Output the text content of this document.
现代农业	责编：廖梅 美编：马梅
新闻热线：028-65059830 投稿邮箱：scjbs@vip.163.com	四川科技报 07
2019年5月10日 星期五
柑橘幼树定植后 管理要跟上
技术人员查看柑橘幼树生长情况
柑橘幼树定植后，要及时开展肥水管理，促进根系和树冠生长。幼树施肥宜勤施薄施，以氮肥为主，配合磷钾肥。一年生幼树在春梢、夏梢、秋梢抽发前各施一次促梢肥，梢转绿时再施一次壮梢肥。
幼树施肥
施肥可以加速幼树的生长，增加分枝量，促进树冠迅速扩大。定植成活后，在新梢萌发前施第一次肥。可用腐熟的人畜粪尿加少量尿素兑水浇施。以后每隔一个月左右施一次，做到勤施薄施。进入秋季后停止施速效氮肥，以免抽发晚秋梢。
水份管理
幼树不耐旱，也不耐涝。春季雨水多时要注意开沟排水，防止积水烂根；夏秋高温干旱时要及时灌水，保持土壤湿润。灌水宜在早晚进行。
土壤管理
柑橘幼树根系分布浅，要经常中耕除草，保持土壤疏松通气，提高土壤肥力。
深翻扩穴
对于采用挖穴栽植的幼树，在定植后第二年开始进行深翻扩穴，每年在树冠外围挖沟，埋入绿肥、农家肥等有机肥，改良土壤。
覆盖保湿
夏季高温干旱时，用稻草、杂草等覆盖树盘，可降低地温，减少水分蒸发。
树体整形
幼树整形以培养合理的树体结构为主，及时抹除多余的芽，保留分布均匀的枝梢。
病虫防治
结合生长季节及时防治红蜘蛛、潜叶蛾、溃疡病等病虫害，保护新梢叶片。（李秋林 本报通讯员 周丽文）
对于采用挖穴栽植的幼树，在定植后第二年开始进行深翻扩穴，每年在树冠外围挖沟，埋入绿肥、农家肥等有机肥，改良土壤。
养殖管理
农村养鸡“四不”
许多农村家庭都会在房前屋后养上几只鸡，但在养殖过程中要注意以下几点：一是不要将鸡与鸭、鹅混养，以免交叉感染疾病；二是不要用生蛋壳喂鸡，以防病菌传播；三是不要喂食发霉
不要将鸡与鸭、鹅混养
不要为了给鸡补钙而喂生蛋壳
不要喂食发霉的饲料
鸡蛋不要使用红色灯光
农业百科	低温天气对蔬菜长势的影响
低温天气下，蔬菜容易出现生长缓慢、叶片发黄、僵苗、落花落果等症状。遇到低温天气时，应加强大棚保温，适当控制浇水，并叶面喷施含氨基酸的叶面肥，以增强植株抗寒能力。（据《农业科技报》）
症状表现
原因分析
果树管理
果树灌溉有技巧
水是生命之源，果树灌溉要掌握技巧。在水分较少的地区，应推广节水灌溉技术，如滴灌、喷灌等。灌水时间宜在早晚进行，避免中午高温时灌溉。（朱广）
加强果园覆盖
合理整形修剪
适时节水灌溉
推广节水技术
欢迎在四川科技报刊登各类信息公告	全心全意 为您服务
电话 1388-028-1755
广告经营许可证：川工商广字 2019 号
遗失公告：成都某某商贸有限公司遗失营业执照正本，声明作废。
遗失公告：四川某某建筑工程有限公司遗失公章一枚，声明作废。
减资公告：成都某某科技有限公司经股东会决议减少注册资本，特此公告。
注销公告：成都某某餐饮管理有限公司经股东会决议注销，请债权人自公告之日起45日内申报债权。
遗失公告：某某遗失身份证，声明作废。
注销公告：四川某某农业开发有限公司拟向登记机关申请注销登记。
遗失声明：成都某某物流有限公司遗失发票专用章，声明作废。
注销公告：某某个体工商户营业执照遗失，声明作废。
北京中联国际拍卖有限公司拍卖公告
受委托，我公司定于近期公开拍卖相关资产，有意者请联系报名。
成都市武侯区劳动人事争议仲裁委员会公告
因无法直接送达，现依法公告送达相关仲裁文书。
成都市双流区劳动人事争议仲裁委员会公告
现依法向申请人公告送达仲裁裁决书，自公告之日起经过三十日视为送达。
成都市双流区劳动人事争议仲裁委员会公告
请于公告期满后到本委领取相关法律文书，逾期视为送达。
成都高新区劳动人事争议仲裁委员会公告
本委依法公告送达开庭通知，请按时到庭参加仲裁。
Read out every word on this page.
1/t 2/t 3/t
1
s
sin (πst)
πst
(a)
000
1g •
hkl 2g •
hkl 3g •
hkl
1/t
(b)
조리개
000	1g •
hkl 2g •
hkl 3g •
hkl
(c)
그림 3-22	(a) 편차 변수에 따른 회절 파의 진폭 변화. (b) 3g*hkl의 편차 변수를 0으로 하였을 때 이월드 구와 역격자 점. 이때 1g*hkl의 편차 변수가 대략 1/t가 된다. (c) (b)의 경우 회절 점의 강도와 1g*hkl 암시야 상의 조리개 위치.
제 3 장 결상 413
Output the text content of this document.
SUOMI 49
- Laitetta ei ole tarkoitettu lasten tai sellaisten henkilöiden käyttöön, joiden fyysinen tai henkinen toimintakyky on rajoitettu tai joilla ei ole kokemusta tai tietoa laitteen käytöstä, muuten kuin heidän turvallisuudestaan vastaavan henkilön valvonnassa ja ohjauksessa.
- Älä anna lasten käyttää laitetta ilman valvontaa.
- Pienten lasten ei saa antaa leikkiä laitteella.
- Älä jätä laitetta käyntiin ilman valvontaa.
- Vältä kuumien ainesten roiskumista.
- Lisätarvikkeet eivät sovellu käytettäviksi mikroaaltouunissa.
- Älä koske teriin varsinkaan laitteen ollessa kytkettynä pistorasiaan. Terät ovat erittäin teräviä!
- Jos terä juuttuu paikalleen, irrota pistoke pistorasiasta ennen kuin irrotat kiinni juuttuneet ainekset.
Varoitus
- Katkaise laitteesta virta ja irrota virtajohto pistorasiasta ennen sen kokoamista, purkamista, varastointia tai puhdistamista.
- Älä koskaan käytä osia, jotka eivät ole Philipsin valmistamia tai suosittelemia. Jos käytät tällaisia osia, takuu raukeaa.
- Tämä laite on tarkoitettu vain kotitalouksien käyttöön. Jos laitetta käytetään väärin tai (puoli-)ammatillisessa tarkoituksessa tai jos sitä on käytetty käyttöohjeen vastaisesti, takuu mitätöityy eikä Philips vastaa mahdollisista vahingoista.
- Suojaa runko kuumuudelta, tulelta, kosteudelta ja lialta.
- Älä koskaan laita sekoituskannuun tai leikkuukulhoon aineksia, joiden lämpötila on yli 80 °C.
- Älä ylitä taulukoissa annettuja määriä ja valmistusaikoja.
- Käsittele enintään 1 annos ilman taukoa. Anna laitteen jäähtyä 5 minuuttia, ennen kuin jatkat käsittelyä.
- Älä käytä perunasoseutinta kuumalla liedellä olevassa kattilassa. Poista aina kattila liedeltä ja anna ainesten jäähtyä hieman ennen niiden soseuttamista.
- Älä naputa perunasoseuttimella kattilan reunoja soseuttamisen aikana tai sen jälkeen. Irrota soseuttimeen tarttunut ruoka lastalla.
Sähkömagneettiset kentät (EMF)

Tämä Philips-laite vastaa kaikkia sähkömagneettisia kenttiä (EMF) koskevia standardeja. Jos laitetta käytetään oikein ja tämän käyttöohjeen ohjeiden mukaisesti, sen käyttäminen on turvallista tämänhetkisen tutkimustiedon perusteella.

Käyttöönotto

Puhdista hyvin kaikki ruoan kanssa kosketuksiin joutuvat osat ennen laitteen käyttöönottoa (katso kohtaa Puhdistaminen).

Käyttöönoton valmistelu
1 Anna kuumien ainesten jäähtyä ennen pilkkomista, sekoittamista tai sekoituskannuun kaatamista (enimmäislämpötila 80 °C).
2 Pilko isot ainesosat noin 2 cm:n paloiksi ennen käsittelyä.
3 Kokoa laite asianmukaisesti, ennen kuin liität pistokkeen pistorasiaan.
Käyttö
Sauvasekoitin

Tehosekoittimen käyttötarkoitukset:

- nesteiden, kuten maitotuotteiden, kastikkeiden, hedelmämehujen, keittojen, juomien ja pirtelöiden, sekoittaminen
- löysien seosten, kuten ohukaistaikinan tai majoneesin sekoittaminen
********
Go through the entries and return each line where the word "pistorasiaan" appears.

* [Solution]
- Älä koske teriin varsinkaan laitteen ollessa kytkettynä pistorasiaan. Terät ovat erittäin teräviä!
3 Kokoa laite asianmukaisesti, ennen kuin liität pistokkeen pistorasiaan.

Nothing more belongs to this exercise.